* **Stored items**
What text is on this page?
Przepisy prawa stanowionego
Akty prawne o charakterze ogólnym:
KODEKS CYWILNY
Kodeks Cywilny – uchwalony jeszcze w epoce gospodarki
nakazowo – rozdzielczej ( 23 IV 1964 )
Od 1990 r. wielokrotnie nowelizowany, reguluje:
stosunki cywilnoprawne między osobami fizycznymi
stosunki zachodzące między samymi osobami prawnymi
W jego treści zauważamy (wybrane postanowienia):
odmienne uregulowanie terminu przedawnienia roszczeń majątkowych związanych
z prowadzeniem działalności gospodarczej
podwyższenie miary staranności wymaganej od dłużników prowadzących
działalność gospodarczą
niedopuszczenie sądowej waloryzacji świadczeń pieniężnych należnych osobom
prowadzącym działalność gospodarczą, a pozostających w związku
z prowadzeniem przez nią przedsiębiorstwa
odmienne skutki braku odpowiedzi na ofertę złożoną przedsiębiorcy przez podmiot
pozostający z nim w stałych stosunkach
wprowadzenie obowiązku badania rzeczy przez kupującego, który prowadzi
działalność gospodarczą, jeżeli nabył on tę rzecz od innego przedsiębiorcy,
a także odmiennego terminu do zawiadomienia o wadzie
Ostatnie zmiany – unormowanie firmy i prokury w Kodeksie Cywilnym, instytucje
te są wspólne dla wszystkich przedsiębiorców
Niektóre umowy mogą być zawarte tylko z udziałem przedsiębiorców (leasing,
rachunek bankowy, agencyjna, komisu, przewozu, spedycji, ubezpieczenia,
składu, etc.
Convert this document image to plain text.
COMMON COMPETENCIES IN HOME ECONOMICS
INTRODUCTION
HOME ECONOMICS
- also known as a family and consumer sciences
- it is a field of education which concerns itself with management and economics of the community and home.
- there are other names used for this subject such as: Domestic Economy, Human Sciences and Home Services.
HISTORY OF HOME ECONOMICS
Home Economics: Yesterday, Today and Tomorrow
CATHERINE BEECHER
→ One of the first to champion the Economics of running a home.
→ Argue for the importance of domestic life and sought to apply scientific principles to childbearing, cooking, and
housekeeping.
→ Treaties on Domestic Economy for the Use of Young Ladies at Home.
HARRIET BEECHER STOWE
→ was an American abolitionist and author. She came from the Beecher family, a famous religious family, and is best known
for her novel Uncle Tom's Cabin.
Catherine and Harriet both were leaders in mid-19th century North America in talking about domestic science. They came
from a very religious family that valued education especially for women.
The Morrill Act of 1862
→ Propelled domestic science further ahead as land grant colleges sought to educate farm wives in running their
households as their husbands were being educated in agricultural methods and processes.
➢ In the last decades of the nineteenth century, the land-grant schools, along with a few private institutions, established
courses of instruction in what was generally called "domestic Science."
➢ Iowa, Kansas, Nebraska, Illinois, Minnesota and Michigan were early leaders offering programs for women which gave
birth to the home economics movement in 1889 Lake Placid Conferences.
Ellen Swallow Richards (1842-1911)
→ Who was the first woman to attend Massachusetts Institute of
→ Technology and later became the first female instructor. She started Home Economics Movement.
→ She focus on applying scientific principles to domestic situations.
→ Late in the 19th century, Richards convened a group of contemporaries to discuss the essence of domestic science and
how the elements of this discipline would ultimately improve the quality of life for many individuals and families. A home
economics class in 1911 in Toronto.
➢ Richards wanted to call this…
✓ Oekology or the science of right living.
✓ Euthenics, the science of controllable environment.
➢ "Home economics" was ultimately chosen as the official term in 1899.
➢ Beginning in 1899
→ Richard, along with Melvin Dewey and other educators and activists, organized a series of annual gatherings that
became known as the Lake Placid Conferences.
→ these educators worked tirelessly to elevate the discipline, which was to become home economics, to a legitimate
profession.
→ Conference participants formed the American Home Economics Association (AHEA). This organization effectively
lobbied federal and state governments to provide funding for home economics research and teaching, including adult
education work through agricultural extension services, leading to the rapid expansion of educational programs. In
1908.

* **WORK INSTRUCTIONS**
Identify the lines in the entries that hold "principles" and return each one.

* **TASK RESPONSE**
→ Argue for the importance of domestic life and sought to apply scientific principles to childbearing, cooking, and
→ She focus on applying scientific principles to domestic situations.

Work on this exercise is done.